• TASK INPUTS:

============================================================

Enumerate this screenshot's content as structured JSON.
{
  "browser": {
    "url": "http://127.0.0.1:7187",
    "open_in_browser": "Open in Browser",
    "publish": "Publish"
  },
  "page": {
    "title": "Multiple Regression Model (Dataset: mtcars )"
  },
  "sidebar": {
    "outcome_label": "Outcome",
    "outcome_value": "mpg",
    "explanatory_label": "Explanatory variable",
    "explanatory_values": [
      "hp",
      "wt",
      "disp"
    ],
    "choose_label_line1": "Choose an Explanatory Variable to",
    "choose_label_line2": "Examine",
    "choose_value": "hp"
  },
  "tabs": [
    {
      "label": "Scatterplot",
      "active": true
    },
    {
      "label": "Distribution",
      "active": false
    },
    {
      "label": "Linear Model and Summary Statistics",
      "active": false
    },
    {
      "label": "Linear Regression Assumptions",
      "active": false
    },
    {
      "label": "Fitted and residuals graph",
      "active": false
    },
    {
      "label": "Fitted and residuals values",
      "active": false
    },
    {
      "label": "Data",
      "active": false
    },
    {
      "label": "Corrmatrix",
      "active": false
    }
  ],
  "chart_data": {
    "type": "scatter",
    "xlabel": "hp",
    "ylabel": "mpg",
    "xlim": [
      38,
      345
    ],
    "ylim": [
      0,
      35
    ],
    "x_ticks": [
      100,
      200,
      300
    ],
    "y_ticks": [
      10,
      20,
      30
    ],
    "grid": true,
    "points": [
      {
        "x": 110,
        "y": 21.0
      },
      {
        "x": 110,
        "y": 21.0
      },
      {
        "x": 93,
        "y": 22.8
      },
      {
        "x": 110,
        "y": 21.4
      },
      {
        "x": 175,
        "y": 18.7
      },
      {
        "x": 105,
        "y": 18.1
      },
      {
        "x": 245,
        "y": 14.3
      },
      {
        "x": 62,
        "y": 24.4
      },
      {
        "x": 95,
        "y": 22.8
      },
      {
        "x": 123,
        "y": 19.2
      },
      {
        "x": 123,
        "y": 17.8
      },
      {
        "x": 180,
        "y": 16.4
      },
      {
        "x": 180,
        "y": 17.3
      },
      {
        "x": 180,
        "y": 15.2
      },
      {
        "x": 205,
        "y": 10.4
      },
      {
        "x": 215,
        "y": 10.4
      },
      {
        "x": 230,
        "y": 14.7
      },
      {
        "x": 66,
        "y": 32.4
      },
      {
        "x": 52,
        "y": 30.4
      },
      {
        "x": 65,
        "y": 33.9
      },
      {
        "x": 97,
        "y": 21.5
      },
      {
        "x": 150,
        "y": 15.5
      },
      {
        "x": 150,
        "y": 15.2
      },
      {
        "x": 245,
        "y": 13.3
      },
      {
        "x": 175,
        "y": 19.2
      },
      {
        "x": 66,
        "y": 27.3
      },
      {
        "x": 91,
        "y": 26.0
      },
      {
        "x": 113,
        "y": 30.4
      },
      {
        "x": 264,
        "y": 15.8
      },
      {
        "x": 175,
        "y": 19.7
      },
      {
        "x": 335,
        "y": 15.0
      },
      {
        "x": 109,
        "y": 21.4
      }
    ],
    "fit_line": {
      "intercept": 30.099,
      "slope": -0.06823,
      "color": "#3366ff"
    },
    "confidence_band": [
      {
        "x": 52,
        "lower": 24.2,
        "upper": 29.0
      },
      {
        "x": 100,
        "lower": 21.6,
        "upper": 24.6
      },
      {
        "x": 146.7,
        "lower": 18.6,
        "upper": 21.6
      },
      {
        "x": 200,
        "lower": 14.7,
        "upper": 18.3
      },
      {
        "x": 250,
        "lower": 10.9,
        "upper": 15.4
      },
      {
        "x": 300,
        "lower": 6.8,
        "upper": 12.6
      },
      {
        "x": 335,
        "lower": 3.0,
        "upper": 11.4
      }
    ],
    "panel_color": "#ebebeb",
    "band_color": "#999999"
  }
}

============================================================

The full set of records should be duplicated exactly.

• THE COMPLETED TASK:
Enumerate this screenshot's content as structured JSON.
{
  "browser": {
    "url": "http://127.0.0.1:7187",
    "open_in_browser": "Open in Browser",
    "publish": "Publish"
  },
  "page": {
    "title": "Multiple Regression Model (Dataset: mtcars )"
  },
  "sidebar": {
    "outcome_label": "Outcome",
    "outcome_value": "mpg",
    "explanatory_label": "Explanatory variable",
    "explanatory_values": [
      "hp",
      "wt",
      "disp"
    ],
    "choose_label_line1": "Choose an Explanatory Variable to",
    "choose_label_line2": "Examine",
    "choose_value": "hp"
  },
  "tabs": [
    {
      "label": "Scatterplot",
      "active": true
    },
    {
      "label": "Distribution",
      "active": false
    },
    {
      "label": "Linear Model and Summary Statistics",
      "active": false
    },
    {
      "label": "Linear Regression Assumptions",
      "active": false
    },
    {
      "label": "Fitted and residuals graph",
      "active": false
    },
    {
      "label": "Fitted and residuals values",
      "active": false
    },
    {
      "label": "Data",
      "active": false
    },
    {
      "label": "Corrmatrix",
      "active": false
    }
  ],
  "chart_data": {
    "type": "scatter",
    "xlabel": "hp",
    "ylabel": "mpg",
    "xlim": [
      38,
      345
    ],
    "ylim": [
      0,
      35
    ],
    "x_ticks": [
      100,
      200,
      300
    ],
    "y_ticks": [
      10,
      20,
      30
    ],
    "grid": true,
    "points": [
      {
        "x": 110,
        "y": 21.0
      },
      {
        "x": 110,
        "y": 21.0
      },
      {
        "x": 93,
        "y": 22.8
      },
      {
        "x": 110,
        "y": 21.4
      },
      {
        "x": 175,
        "y": 18.7
      },
      {
        "x": 105,
        "y": 18.1
      },
      {
        "x": 245,
        "y": 14.3
      },
      {
        "x": 62,
        "y": 24.4
      },
      {
        "x": 95,
        "y": 22.8
      },
      {
        "x": 123,
        "y": 19.2
      },
      {
        "x": 123,
        "y": 17.8
      },
      {
        "x": 180,
        "y": 16.4
      },
      {
        "x": 180,
        "y": 17.3
      },
      {
        "x": 180,
        "y": 15.2
      },
      {
        "x": 205,
        "y": 10.4
      },
      {
        "x": 215,
        "y": 10.4
      },
      {
        "x": 230,
        "y": 14.7
      },
      {
        "x": 66,
        "y": 32.4
      },
      {
        "x": 52,
        "y": 30.4
      },
      {
        "x": 65,
        "y": 33.9
      },
      {
        "x": 97,
        "y": 21.5
      },
      {
        "x": 150,
        "y": 15.5
      },
      {
        "x": 150,
        "y": 15.2
      },
      {
        "x": 245,
        "y": 13.3
      },
      {
        "x": 175,
        "y": 19.2
      },
      {
        "x": 66,
        "y": 27.3
      },
      {
        "x": 91,
        "y": 26.0
      },
      {
        "x": 113,
        "y": 30.4
      },
      {
        "x": 264,
        "y": 15.8
      },
      {
        "x": 175,
        "y": 19.7
      },
      {
        "x": 335,
        "y": 15.0
      },
      {
        "x": 109,
        "y": 21.4
      }
    ],
    "fit_line": {
      "intercept": 30.099,
      "slope": -0.06823,
      "color": "#3366ff"
    },
    "confidence_band": [
      {
        "x": 52,
        "lower": 24.2,
        "upper": 29.0
      },
      {
        "x": 100,
        "lower": 21.6,
        "upper": 24.6
      },
      {
        "x": 146.7,
        "lower": 18.6,
        "upper": 21.6
      },
      {
        "x": 200,
        "lower": 14.7,
        "upper": 18.3
      },
      {
        "x": 250,
        "lower": 10.9,
        "upper": 15.4
      },
      {
        "x": 300,
        "lower": 6.8,
        "upper": 12.6
      },
      {
        "x": 335,
        "lower": 3.0,
        "upper": 11.4
      }
    ],
    "panel_color": "#ebebeb",
    "band_color": "#999999"
  }
}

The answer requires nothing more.